◆ Problema curto 1:
No texto sobre as remessas pelo Banestado, que nome recebeu a conta número 310035 no banco Chase Manhattan?
◆ Problema curto 2:
Transcreva fielmente o trecho do texto sobre as remessas pelo Banestado que começa em "Mar para remeter" e segue até "é uma casualidade.".

Investigações revelam que o ex-caixa de campanha do PSDB movimentou US$ 56 milhões por intermédio de contas no Banestado dos EUA

Amaury Ribeiro Jr. ? Foz do Iguaçu, Sônia Filgueiras e Weiller Diniz





Documentos a
que ISTOÉ teve acesso começam a esclarecer por que o laudo de exame
financeiro nº 675/2002, elaborado pelos peritos criminais da PF Renato
Rodrigues Barbosa, Eurico Montenegro e Emanuel Coelho, ficou engavetado
nos últimos seis meses do governo FHC, quando a instituição era
comandada por Agílio Monteiro e Itanor Carneiro. Nas 1.057 páginas que
detalham todas as remessas feitas por doleiros por intermédio da agência
do banco Banestado em Nova York está documentado o caminho que o caixa
de campanha de FHC e do então candidato José Serra, Ricardo Sérgio
Oliveira, usou

para enviar US$ 56 milhões ao Exterior entre 1996 e 1997. O laudo

dos peritos mostra que, nas suas operações, o tesoureiro utilizava

o doleiro Alberto Youssef, também contratado por Fernandinho Beira-

Mar para remeter dinheiro sujo do narcotráfico para o Exterior. Os
peritos descobriram que todo o dinheiro enviado por Ricardo Sérgio ia
parar na camuflada conta número 310035, no banco Chase Manhattan também
em Nova York (hoje JP Morgan Chase), batizada com o intrigante nome
“Tucano”. De acordo com documentos obtidos por ISTOÉ, em apenas dois
dias – 15 e 16 de outubro de 1996 – a Tucano recebeu

US$ 1,5 milhão. A papelada reunida pelos peritos indica que o nome

dado à conta não é uma casualidade.
Os dois responsáveis pela administração
da dinheirama, segundo a perícia, são figurinhas carimbadas nos
principais escândalos envolvendo o processo de privatização das teles e
auxiliares diretos de Ricardo Sérgio: João Bosco Madeiro da Costa,
ex-diretor da Previ (o fundo de pensão do Banco do Brasil) e ex-assessor
do caixa tucano na diretoria internacional do BB, e o advogado
americano David Spencer. A perícia revela ainda que Spencer é procurador
de Ricardo Sérgio em vários paraísos fiscais. Ao perseguir a trilha do
dinheiro, os peritos descobriram que os milhões de Ricardo Sérgio
deixavam o País por intermédio de uma rede de laranjas paraguaios e
uruguaios contratados por Youssef e eram depositados na conta 1461-9, na
agência do Banestado em Nova York antes de pousar na emplumada Tucano,
que contava com uma proteção especial para dificultar sua localização.
Ela estava registrada dentro de outra conta no Chase em nome da empresa
Beacon Hill Service Corporation. De lá, o dinheiro era distribuído para
contas de Ricardo Sérgio e de João Bosco em paraísos fiscais no Caribe.

◆ Conjunto de dados:
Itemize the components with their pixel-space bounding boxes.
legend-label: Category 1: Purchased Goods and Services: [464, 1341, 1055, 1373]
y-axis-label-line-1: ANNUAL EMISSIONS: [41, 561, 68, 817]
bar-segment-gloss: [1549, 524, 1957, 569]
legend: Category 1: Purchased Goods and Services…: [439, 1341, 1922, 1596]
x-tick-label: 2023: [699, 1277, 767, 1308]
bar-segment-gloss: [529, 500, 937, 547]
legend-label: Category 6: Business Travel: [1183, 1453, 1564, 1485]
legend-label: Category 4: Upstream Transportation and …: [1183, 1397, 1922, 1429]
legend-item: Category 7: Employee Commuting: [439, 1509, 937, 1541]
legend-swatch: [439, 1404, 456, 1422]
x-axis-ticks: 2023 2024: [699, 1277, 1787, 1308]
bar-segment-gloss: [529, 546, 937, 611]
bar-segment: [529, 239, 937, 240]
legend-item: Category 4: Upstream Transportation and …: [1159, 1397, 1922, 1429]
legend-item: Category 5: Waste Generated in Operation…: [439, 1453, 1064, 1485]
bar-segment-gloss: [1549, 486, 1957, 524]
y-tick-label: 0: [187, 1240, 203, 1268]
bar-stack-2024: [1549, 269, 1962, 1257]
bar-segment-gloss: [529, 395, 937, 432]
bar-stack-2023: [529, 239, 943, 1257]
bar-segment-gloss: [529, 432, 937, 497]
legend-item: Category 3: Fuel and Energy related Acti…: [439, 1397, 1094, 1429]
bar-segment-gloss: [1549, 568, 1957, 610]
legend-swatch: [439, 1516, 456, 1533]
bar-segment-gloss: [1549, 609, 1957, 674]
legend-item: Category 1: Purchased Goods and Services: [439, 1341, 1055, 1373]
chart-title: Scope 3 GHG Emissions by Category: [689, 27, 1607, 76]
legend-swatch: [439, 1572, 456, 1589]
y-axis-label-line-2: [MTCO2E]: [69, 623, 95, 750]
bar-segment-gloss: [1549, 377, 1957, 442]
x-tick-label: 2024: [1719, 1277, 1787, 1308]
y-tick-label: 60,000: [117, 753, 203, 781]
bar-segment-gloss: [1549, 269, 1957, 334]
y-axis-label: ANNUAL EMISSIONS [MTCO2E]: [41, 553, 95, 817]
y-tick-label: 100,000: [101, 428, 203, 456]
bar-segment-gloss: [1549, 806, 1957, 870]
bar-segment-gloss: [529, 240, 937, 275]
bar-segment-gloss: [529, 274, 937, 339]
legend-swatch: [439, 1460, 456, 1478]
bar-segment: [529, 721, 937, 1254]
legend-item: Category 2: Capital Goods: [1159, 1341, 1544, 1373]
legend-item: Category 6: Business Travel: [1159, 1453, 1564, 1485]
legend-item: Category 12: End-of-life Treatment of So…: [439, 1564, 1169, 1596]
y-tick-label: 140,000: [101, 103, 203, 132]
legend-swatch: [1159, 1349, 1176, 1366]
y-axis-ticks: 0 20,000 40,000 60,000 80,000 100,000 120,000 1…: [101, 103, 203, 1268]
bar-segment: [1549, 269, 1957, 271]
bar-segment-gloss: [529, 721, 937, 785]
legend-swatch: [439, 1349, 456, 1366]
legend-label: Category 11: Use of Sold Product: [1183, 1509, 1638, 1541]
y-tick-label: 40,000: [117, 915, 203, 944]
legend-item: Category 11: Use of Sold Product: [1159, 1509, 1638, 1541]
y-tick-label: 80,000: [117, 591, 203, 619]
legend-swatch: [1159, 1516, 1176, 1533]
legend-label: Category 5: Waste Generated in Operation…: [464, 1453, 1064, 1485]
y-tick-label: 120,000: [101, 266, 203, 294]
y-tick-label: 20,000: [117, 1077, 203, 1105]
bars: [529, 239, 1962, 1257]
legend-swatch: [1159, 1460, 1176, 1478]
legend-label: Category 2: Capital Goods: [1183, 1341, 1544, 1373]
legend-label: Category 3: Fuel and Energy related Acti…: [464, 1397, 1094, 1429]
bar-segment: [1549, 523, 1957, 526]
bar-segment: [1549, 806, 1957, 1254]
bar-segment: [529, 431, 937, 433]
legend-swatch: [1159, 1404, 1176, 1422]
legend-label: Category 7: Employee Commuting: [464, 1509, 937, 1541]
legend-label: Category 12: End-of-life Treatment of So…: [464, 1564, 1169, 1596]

◆ Resposta escrita 1:
A conta foi batizada com o nome "Tucano".

◆ Resposta escrita 2:
Mar para remeter dinheiro sujo do narcotráfico para o Exterior. Os
peritos descobriram que todo o dinheiro enviado por Ricardo Sérgio ia
parar na camuflada conta número 310035, no banco Chase Manhattan também
em Nova York (hoje JP Morgan Chase), batizada com o intrigante nome
“Tucano”. De acordo com documentos obtidos por ISTOÉ, em apenas dois
dias – 15 e 16 de outubro de 1996 – a Tucano recebeu

US$ 1,5 milhão. A papelada reunida pelos peritos indica que o nome

dado à conta não é uma casualidade.